| WHAT TO DO |
Scan the material and copy every line in which "progerin" appears.

*****

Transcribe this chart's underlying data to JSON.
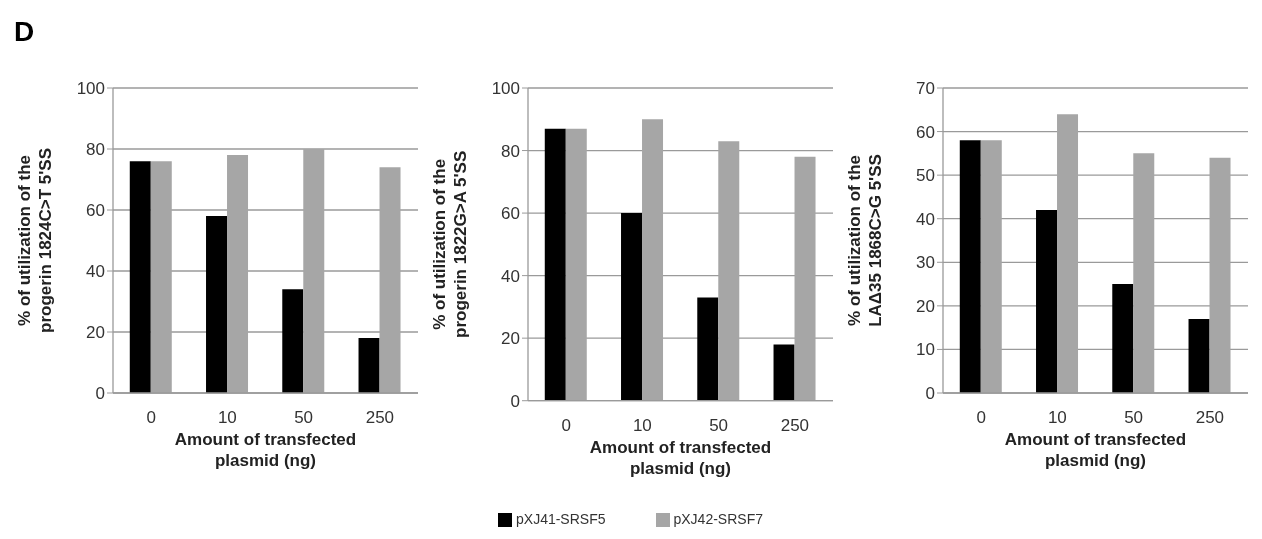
{
  "chart_data": [
    {
      "type": "bar",
      "ylabel": "% of utilization of the progerin 1824C>T 5'SS",
      "xlabel": "Amount of transfected plasmid (ng)",
      "categories": [
        "0",
        "10",
        "50",
        "250"
      ],
      "annotations": [
        "D"
      ],
      "series": [
        {
          "color": "#000000",
          "values": [
            76,
            58,
            34,
            18
          ]
        },
        {
          "color": "#a6a6a6",
          "values": [
            76,
            78,
            80,
            74
          ]
        }
      ],
      "ylim": [
        0,
        100
      ],
      "yticks": [
        0,
        20,
        40,
        60,
        80,
        100
      ],
      "grid": "y"
    },
    {
      "type": "bar",
      "ylabel": "% of utilization of the progerin 1822G>A 5'SS",
      "xlabel": "Amount of transfected plasmid (ng)",
      "categories": [
        "0",
        "10",
        "50",
        "250"
      ],
      "series": [
        {
          "name": "pXJ41-SRSF5",
          "color": "#000000",
          "values": [
            87,
            60,
            33,
            18
          ]
        },
        {
          "name": "pXJ42-SRSF7",
          "color": "#a6a6a6",
          "values": [
            87,
            90,
            83,
            78
          ]
        }
      ],
      "ylim": [
        0,
        100
      ],
      "yticks": [
        0,
        20,
        40,
        60,
        80,
        100
      ],
      "grid": "y",
      "legend": "bottom"
    },
    {
      "type": "bar",
      "ylabel": "% of utilization of the LAΔ35 1868C>G 5'SS",
      "xlabel": "Amount of transfected plasmid (ng)",
      "categories": [
        "0",
        "10",
        "50",
        "250"
      ],
      "series": [
        {
          "color": "#000000",
          "values": [
            58,
            42,
            25,
            17
          ]
        },
        {
          "color": "#a6a6a6",
          "values": [
            58,
            64,
            55,
            54
          ]
        }
      ],
      "ylim": [
        0,
        70
      ],
      "yticks": [
        0,
        10,
        20,
        30,
        40,
        50,
        60,
        70
      ],
      "grid": "y"
    }
  ]
}
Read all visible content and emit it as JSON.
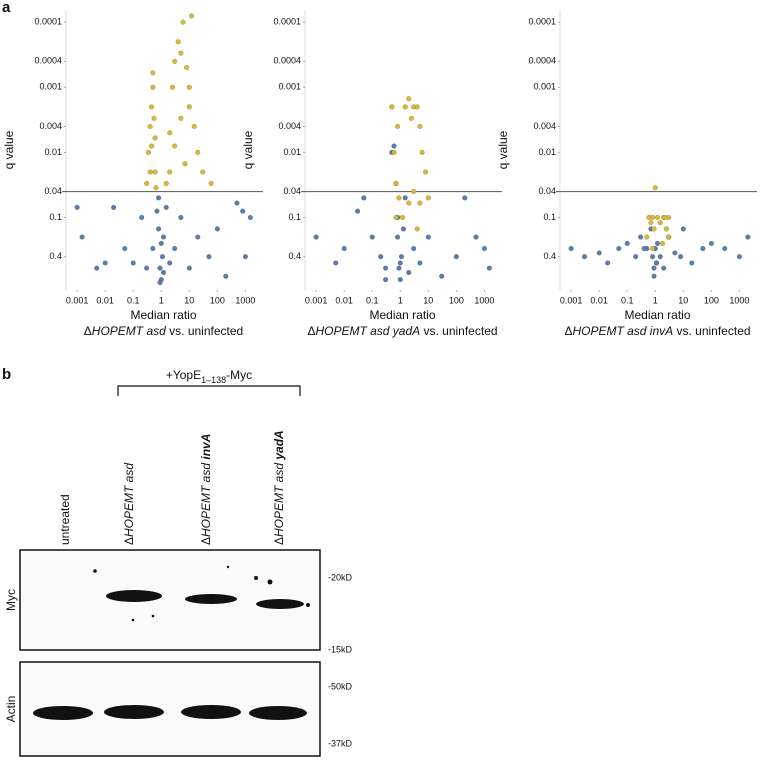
{
  "panel_labels": [
    "a",
    "b"
  ],
  "chart_data": [
    {
      "type": "scatter",
      "xscale": "log",
      "yscale": "log",
      "xlabel": "Median ratio",
      "ylabel": "q value",
      "subtitle": [
        {
          "text": "Δ"
        },
        {
          "text": "HOPEMT asd",
          "italic": true
        },
        {
          "text": " vs. uninfected"
        }
      ],
      "xlim": [
        0.0004,
        3600
      ],
      "ylim": [
        1.3,
        6.5e-05
      ],
      "xticks": [
        0.001,
        0.01,
        0.1,
        1,
        10,
        100,
        1000
      ],
      "yticks": [
        0.0001,
        0.0004,
        0.001,
        0.004,
        0.01,
        0.04,
        0.1,
        0.4
      ],
      "hline": 0.04,
      "series": [
        {
          "color": "#5b7db1",
          "x": [
            0.001,
            0.0015,
            0.005,
            0.01,
            0.02,
            0.05,
            0.1,
            0.2,
            0.3,
            0.5,
            0.7,
            0.8,
            0.9,
            1,
            1.1,
            1.2,
            1.5,
            2,
            3,
            5,
            10,
            20,
            50,
            100,
            200,
            500,
            800,
            1000,
            1500,
            0.8,
            1,
            1.2,
            0.9
          ],
          "values": [
            0.07,
            0.2,
            0.6,
            0.5,
            0.07,
            0.3,
            0.5,
            0.1,
            0.6,
            0.3,
            0.08,
            0.15,
            0.6,
            0.9,
            0.4,
            0.2,
            0.07,
            0.5,
            0.3,
            0.1,
            0.6,
            0.2,
            0.4,
            0.15,
            0.8,
            0.06,
            0.08,
            0.4,
            0.1,
            0.05,
            0.25,
            0.7,
            1.0
          ]
        },
        {
          "color": "#d6b83c",
          "x": [
            0.3,
            0.35,
            0.4,
            0.45,
            0.5,
            0.55,
            0.6,
            0.65,
            0.5,
            0.45,
            0.4,
            0.6,
            1.5,
            2,
            2.5,
            3,
            4,
            5,
            6,
            8,
            10,
            12,
            15,
            20,
            2,
            3,
            5,
            7,
            10,
            30,
            60
          ],
          "values": [
            0.03,
            0.01,
            0.004,
            0.002,
            0.001,
            0.003,
            0.02,
            0.035,
            0.0006,
            0.008,
            0.02,
            0.006,
            0.03,
            0.005,
            0.001,
            0.0004,
            0.0002,
            0.0003,
            0.0001,
            0.0005,
            0.002,
            8e-05,
            0.004,
            0.01,
            0.02,
            0.008,
            0.003,
            0.015,
            0.001,
            0.02,
            0.03
          ]
        }
      ]
    },
    {
      "type": "scatter",
      "xscale": "log",
      "yscale": "log",
      "xlabel": "Median ratio",
      "ylabel": "q value",
      "subtitle": [
        {
          "text": "Δ"
        },
        {
          "text": "HOPEMT asd yadA",
          "italic": true
        },
        {
          "text": " vs. uninfected"
        }
      ],
      "xlim": [
        0.0004,
        3600
      ],
      "ylim": [
        1.3,
        6.5e-05
      ],
      "xticks": [
        0.001,
        0.01,
        0.1,
        1,
        10,
        100,
        1000
      ],
      "yticks": [
        0.0001,
        0.0004,
        0.001,
        0.004,
        0.01,
        0.04,
        0.1,
        0.4
      ],
      "hline": 0.04,
      "series": [
        {
          "color": "#5b7db1",
          "x": [
            0.001,
            0.005,
            0.01,
            0.03,
            0.05,
            0.1,
            0.2,
            0.3,
            0.5,
            0.7,
            0.8,
            0.9,
            1,
            1.1,
            1.3,
            1.5,
            2,
            3,
            5,
            10,
            30,
            100,
            200,
            500,
            1000,
            1500,
            0.6,
            0.8,
            1,
            0.3
          ],
          "values": [
            0.2,
            0.5,
            0.3,
            0.08,
            0.05,
            0.2,
            0.4,
            0.6,
            0.01,
            0.03,
            0.2,
            0.6,
            0.9,
            0.4,
            0.15,
            0.05,
            0.7,
            0.3,
            0.5,
            0.2,
            0.8,
            0.4,
            0.05,
            0.2,
            0.3,
            0.6,
            0.008,
            0.1,
            0.5,
            0.9
          ]
        },
        {
          "color": "#d6b83c",
          "x": [
            0.5,
            0.6,
            0.7,
            0.8,
            0.9,
            1.5,
            2,
            2.5,
            3,
            4,
            5,
            6,
            8,
            3,
            2,
            1.2,
            0.7,
            5,
            10,
            4
          ],
          "values": [
            0.002,
            0.01,
            0.03,
            0.004,
            0.05,
            0.002,
            0.0015,
            0.003,
            0.002,
            0.002,
            0.004,
            0.01,
            0.02,
            0.04,
            0.06,
            0.1,
            0.1,
            0.06,
            0.05,
            0.15
          ]
        }
      ]
    },
    {
      "type": "scatter",
      "xscale": "log",
      "yscale": "log",
      "xlabel": "Median ratio",
      "ylabel": "q value",
      "subtitle": [
        {
          "text": "Δ"
        },
        {
          "text": "HOPEMT asd invA",
          "italic": true
        },
        {
          "text": " vs. uninfected"
        }
      ],
      "xlim": [
        0.0004,
        3600
      ],
      "ylim": [
        1.3,
        6.5e-05
      ],
      "xticks": [
        0.001,
        0.01,
        0.1,
        1,
        10,
        100,
        1000
      ],
      "yticks": [
        0.0001,
        0.0004,
        0.001,
        0.004,
        0.01,
        0.04,
        0.1,
        0.4
      ],
      "hline": 0.04,
      "series": [
        {
          "color": "#5b7db1",
          "x": [
            0.001,
            0.003,
            0.01,
            0.02,
            0.05,
            0.1,
            0.2,
            0.3,
            0.5,
            0.7,
            0.8,
            0.9,
            1,
            1.1,
            1.2,
            1.5,
            2,
            3,
            5,
            8,
            10,
            20,
            50,
            100,
            300,
            1000,
            2000,
            0.9,
            1.1,
            0.4
          ],
          "values": [
            0.3,
            0.4,
            0.35,
            0.5,
            0.3,
            0.25,
            0.4,
            0.2,
            0.3,
            0.15,
            0.4,
            0.6,
            0.3,
            0.5,
            0.25,
            0.4,
            0.6,
            0.2,
            0.35,
            0.4,
            0.15,
            0.5,
            0.3,
            0.25,
            0.3,
            0.4,
            0.2,
            0.8,
            0.5,
            0.3
          ]
        },
        {
          "color": "#d6b83c",
          "x": [
            0.6,
            0.7,
            0.8,
            0.9,
            1.2,
            1.5,
            2,
            2.5,
            3,
            0.5,
            1,
            1.8,
            2.2,
            0.8,
            3
          ],
          "values": [
            0.1,
            0.12,
            0.1,
            0.15,
            0.1,
            0.12,
            0.1,
            0.15,
            0.1,
            0.2,
            0.035,
            0.25,
            0.1,
            0.3,
            0.2
          ]
        }
      ]
    }
  ],
  "blot": {
    "treatment": [
      {
        "text": "+YopE"
      },
      {
        "text": "1–138",
        "sub": true
      },
      {
        "text": "-Myc"
      }
    ],
    "lanes": [
      [
        {
          "text": "untreated"
        }
      ],
      [
        {
          "text": "Δ"
        },
        {
          "text": "HOPEMT asd",
          "italic": true
        }
      ],
      [
        {
          "text": "Δ"
        },
        {
          "text": "HOPEMT asd ",
          "italic": true
        },
        {
          "text": "invA",
          "italic": true,
          "bold": true
        }
      ],
      [
        {
          "text": "Δ"
        },
        {
          "text": "HOPEMT asd ",
          "italic": true
        },
        {
          "text": "yadA",
          "italic": true,
          "bold": true
        }
      ]
    ],
    "rows": [
      "Myc",
      "Actin"
    ],
    "markers": [
      [
        "-20kD",
        "-15kD"
      ],
      [
        "-50kD",
        "-37kD"
      ]
    ]
  }
}
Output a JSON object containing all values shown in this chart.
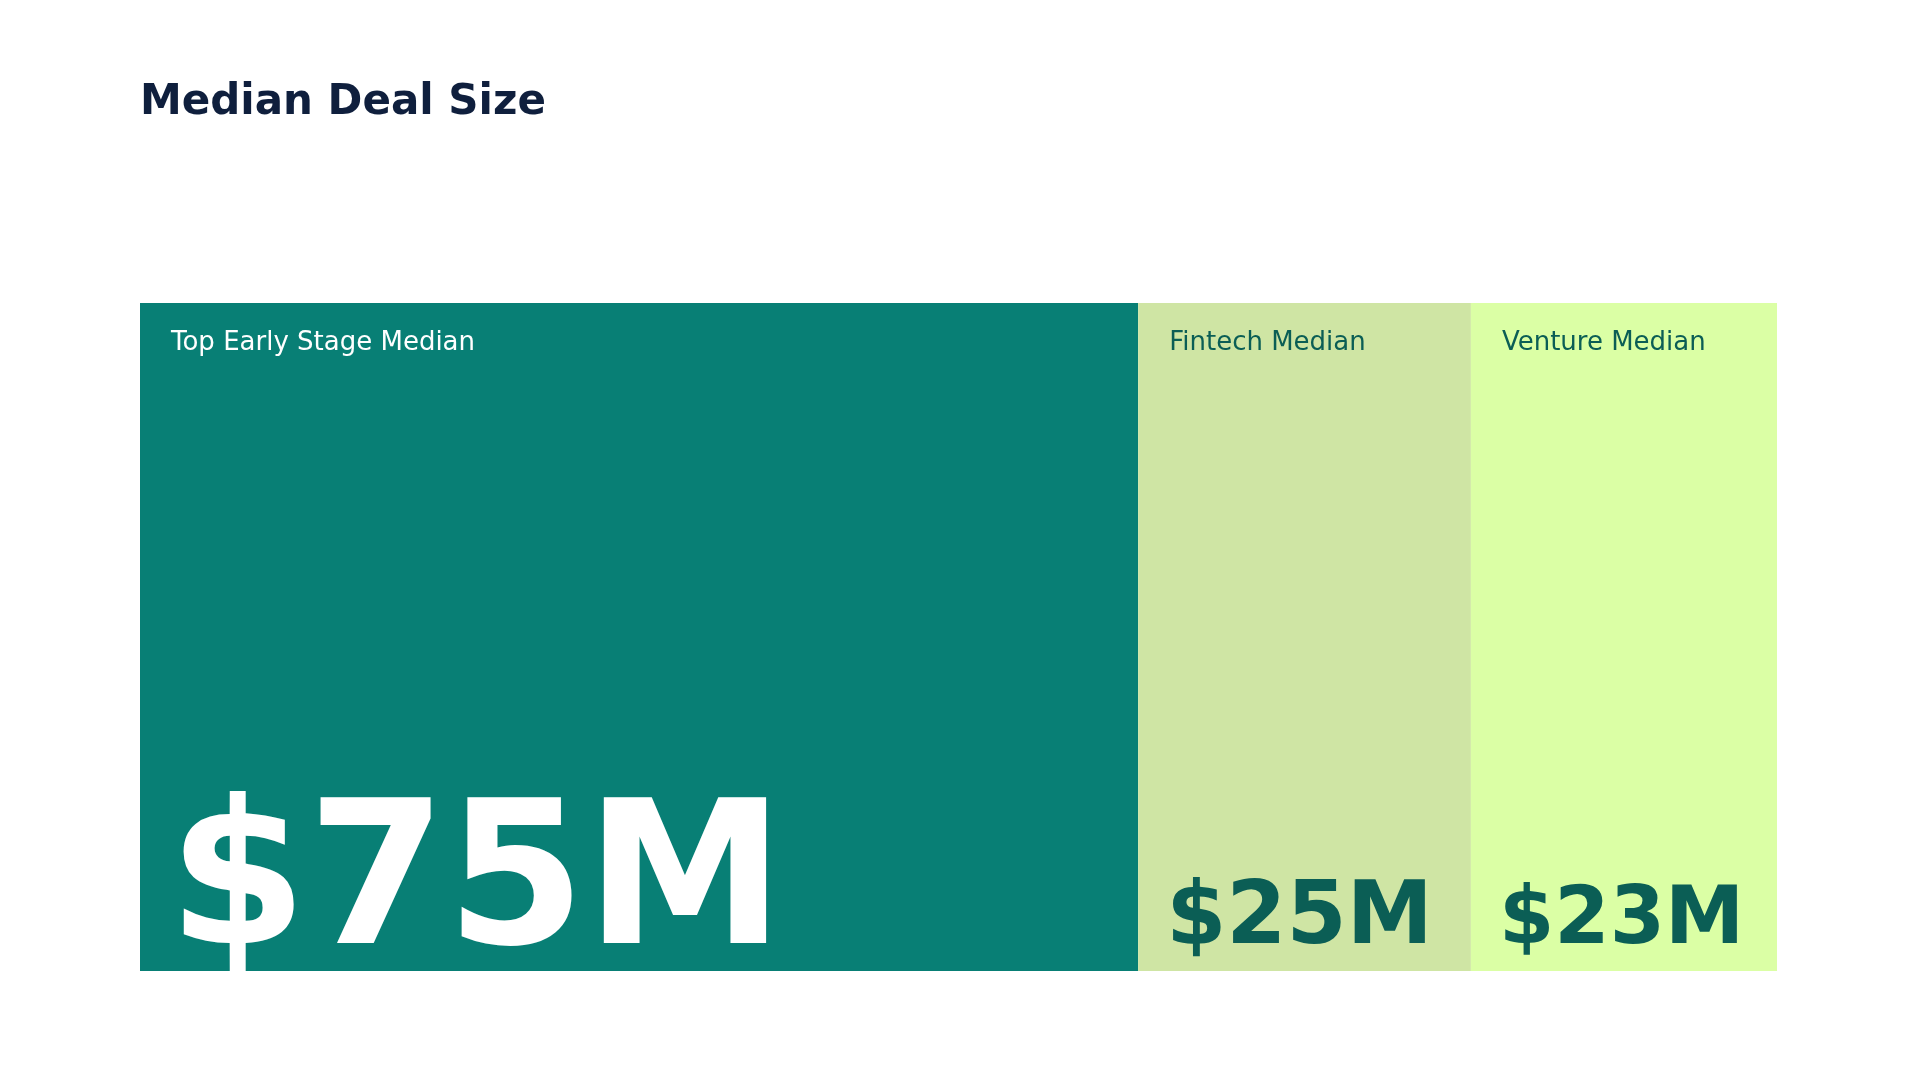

*****

| THE ANSWER |
      "ylabel": "% of utilization of the progerin 1824C>T 5'SS",
      "ylabel": "% of utilization of the progerin 1822G>A 5'SS",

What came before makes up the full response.